[Dataset listings of figures]
☆ ☆ ☆

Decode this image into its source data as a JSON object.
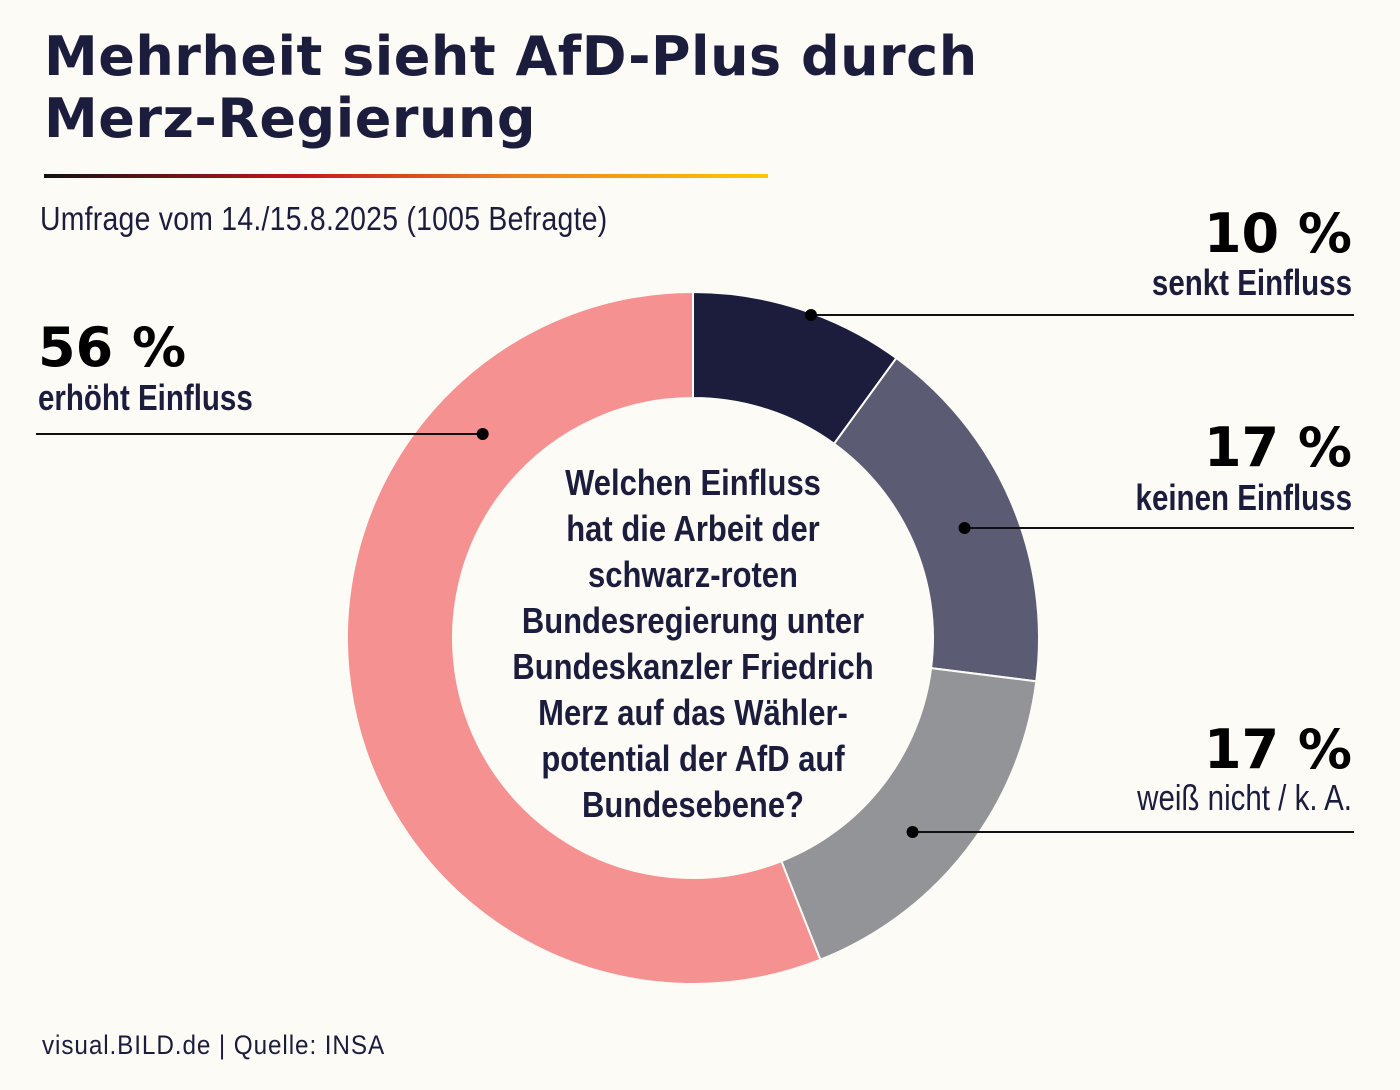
{
  "header": {
    "title_line1": "Mehrheit sieht AfD-Plus durch",
    "title_line2": "Merz-Regierung",
    "subtitle": "Umfrage vom 14./15.8.2025 (1005 Befragte)"
  },
  "footer": {
    "credit": "visual.BILD.de | Quelle: INSA"
  },
  "colors": {
    "background": "#fdfbf6",
    "text": "#1c1d3d",
    "rule_gradient": [
      "#111111",
      "#c4161c",
      "#ee7f1e",
      "#fcc800"
    ]
  },
  "chart_data": {
    "type": "pie",
    "variant": "donut",
    "title": "Mehrheit sieht AfD-Plus durch Merz-Regierung",
    "subtitle": "Umfrage vom 14./15.8.2025 (1005 Befragte)",
    "center_text": [
      "Welchen Einfluss",
      "hat die Arbeit der",
      "schwarz-roten",
      "Bundesregierung unter",
      "Bundeskanzler Friedrich",
      "Merz auf das Wähler-",
      "potential der AfD auf",
      "Bundesebene?"
    ],
    "unit": "%",
    "start": "top",
    "direction": "clockwise",
    "slices": [
      {
        "label": "senkt Einfluss",
        "value": 10,
        "value_label": "10 %",
        "color": "#1c1d3d",
        "label_side": "right",
        "label_weight": "bold"
      },
      {
        "label": "keinen Einfluss",
        "value": 17,
        "value_label": "17 %",
        "color": "#5b5c74",
        "label_side": "right",
        "label_weight": "bold"
      },
      {
        "label": "weiß nicht / k. A.",
        "value": 17,
        "value_label": "17 %",
        "color": "#939497",
        "label_side": "right",
        "label_weight": "normal"
      },
      {
        "label": "erhöht Einfluss",
        "value": 56,
        "value_label": "56 %",
        "color": "#f59190",
        "label_side": "left",
        "label_weight": "bold"
      }
    ],
    "source": "INSA"
  }
}
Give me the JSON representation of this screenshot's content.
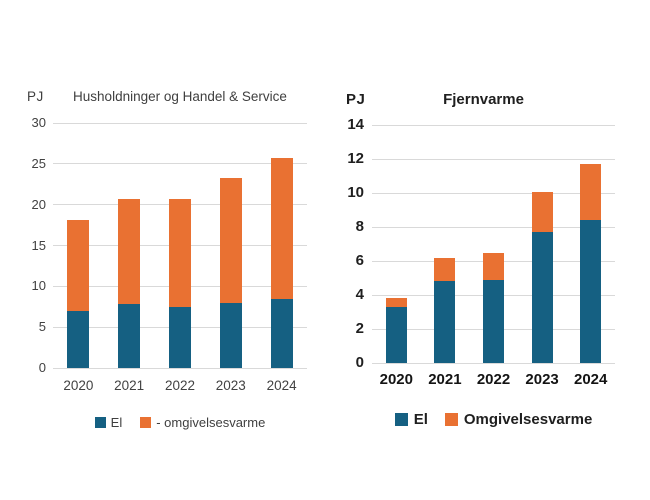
{
  "colors": {
    "el": "#156082",
    "omgivelsesvarme": "#E97132",
    "gridline": "#d9d9d9"
  },
  "chart_data": [
    {
      "type": "bar",
      "stacked": true,
      "title": "Husholdninger og Handel & Service",
      "ylabel": "PJ",
      "xlabel": "",
      "categories": [
        "2020",
        "2021",
        "2022",
        "2023",
        "2024"
      ],
      "series": [
        {
          "name": "El",
          "color": "#156082",
          "values": [
            7.0,
            7.8,
            7.5,
            8.0,
            8.5
          ]
        },
        {
          "name": "- omgivelsesvarme",
          "color": "#E97132",
          "values": [
            11.1,
            12.9,
            13.2,
            15.3,
            17.2
          ]
        }
      ],
      "totals": [
        18.1,
        20.7,
        20.7,
        23.3,
        25.7
      ],
      "ylim": [
        0,
        30
      ],
      "ytick_step": 5,
      "grid": true,
      "legend_position": "bottom"
    },
    {
      "type": "bar",
      "stacked": true,
      "title": "Fjernvarme",
      "ylabel": "PJ",
      "xlabel": "",
      "categories": [
        "2020",
        "2021",
        "2022",
        "2023",
        "2024"
      ],
      "series": [
        {
          "name": "El",
          "color": "#156082",
          "values": [
            3.3,
            4.8,
            4.9,
            7.7,
            8.4
          ]
        },
        {
          "name": "Omgivelsesvarme",
          "color": "#E97132",
          "values": [
            0.55,
            1.4,
            1.6,
            2.35,
            3.3
          ]
        }
      ],
      "totals": [
        3.85,
        6.2,
        6.5,
        10.05,
        11.7
      ],
      "ylim": [
        0,
        14
      ],
      "ytick_step": 2,
      "grid": true,
      "legend_position": "bottom"
    }
  ]
}
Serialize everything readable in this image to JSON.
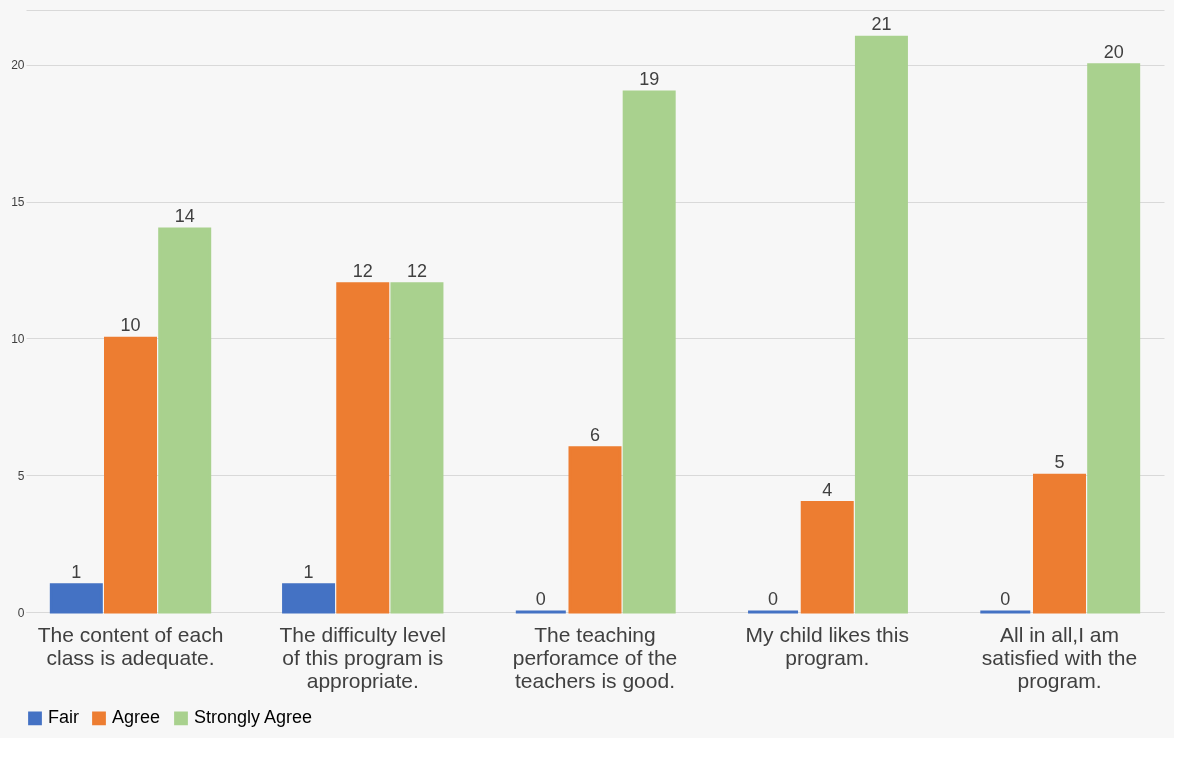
{
  "chart_data": {
    "type": "bar",
    "categories": [
      "The content of each class is adequate.",
      "The difficulty level of this program is appropriate.",
      "The teaching perforamce of the teachers is good.",
      "My child likes this program.",
      "All in all,I am satisfied with the program."
    ],
    "series": [
      {
        "name": "Fair",
        "color": "#4472c4",
        "values": [
          1,
          1,
          0,
          0,
          0
        ]
      },
      {
        "name": "Agree",
        "color": "#ed7d31",
        "values": [
          10,
          12,
          6,
          4,
          5
        ]
      },
      {
        "name": "Strongly Agree",
        "color": "#a9d18e",
        "values": [
          14,
          12,
          19,
          21,
          20
        ]
      }
    ],
    "ylim": [
      0,
      22
    ],
    "yticks": [
      0,
      5,
      10,
      15,
      20,
      {
        "value": 22,
        "label": null
      }
    ],
    "grid": "y",
    "legend": "bottom",
    "data_labels": true
  }
}
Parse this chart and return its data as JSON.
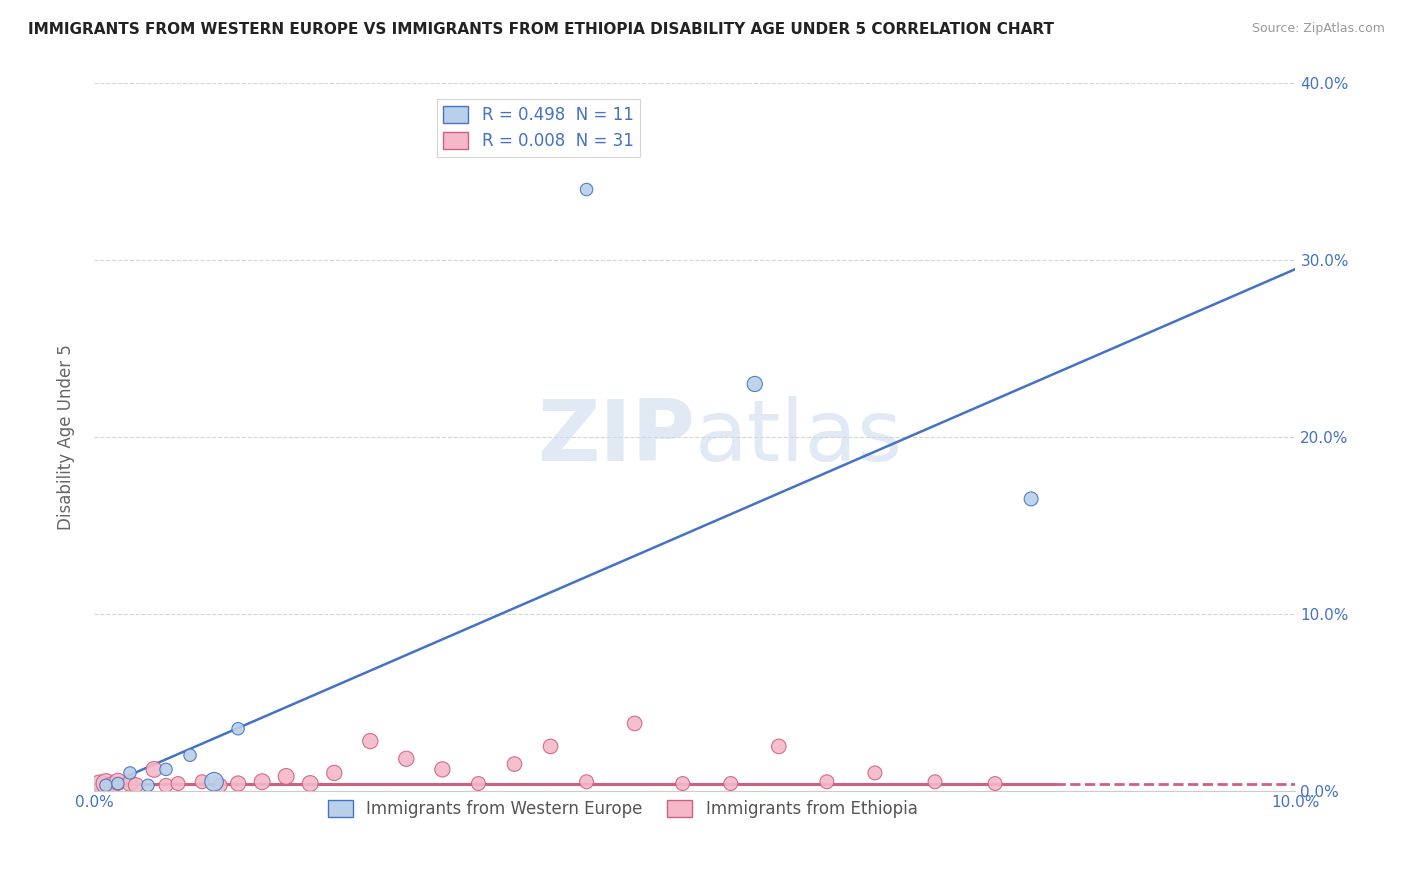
{
  "title": "IMMIGRANTS FROM WESTERN EUROPE VS IMMIGRANTS FROM ETHIOPIA DISABILITY AGE UNDER 5 CORRELATION CHART",
  "source": "Source: ZipAtlas.com",
  "ylabel": "Disability Age Under 5",
  "xlim": [
    0.0,
    10.0
  ],
  "ylim": [
    0.0,
    40.0
  ],
  "yticks": [
    0.0,
    10.0,
    20.0,
    30.0,
    40.0
  ],
  "xticks": [
    0.0,
    2.0,
    4.0,
    6.0,
    8.0,
    10.0
  ],
  "blue_R": 0.498,
  "blue_N": 11,
  "pink_R": 0.008,
  "pink_N": 31,
  "blue_color": "#b8d0e8",
  "blue_line_color": "#4472c4",
  "pink_color": "#f4b8c8",
  "pink_line_color": "#d06080",
  "blue_scatter_x": [
    0.1,
    0.2,
    0.3,
    0.45,
    0.6,
    0.8,
    1.0,
    1.2,
    4.1,
    5.5,
    7.8
  ],
  "blue_scatter_y": [
    0.3,
    0.4,
    1.0,
    0.3,
    1.2,
    2.0,
    0.5,
    3.5,
    34.0,
    23.0,
    16.5
  ],
  "blue_scatter_sizes": [
    80,
    80,
    80,
    80,
    80,
    80,
    180,
    80,
    80,
    120,
    100
  ],
  "pink_scatter_x": [
    0.05,
    0.1,
    0.15,
    0.2,
    0.3,
    0.35,
    0.5,
    0.6,
    0.7,
    0.9,
    1.05,
    1.2,
    1.4,
    1.6,
    1.8,
    2.0,
    2.3,
    2.6,
    2.9,
    3.2,
    3.5,
    3.8,
    4.1,
    4.5,
    4.9,
    5.3,
    5.7,
    6.1,
    6.5,
    7.0,
    7.5
  ],
  "pink_scatter_y": [
    0.2,
    0.4,
    0.3,
    0.5,
    0.4,
    0.3,
    1.2,
    0.3,
    0.4,
    0.5,
    0.3,
    0.4,
    0.5,
    0.8,
    0.4,
    1.0,
    2.8,
    1.8,
    1.2,
    0.4,
    1.5,
    2.5,
    0.5,
    3.8,
    0.4,
    0.4,
    2.5,
    0.5,
    1.0,
    0.5,
    0.4
  ],
  "pink_scatter_sizes": [
    300,
    200,
    150,
    150,
    130,
    120,
    130,
    100,
    100,
    100,
    100,
    120,
    130,
    130,
    130,
    120,
    120,
    120,
    120,
    100,
    110,
    110,
    100,
    110,
    100,
    100,
    110,
    100,
    100,
    100,
    100
  ],
  "blue_trend_x": [
    0.0,
    10.0
  ],
  "blue_trend_y": [
    0.0,
    29.5
  ],
  "pink_trend_y": 0.35,
  "pink_dash_start": 8.0,
  "watermark_zip": "ZIP",
  "watermark_atlas": "atlas",
  "legend_label_blue": "R = 0.498  N = 11",
  "legend_label_pink": "R = 0.008  N = 31",
  "legend_blue_label": "Immigrants from Western Europe",
  "legend_pink_label": "Immigrants from Ethiopia",
  "bg_color": "#ffffff",
  "grid_color": "#cccccc"
}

☆ ☆ ☆

▶ WHAT TO DO
Determine how many lines in the listing above hold the word "JSON", answering with the number only.

▶ WRITTEN RESPONSE
4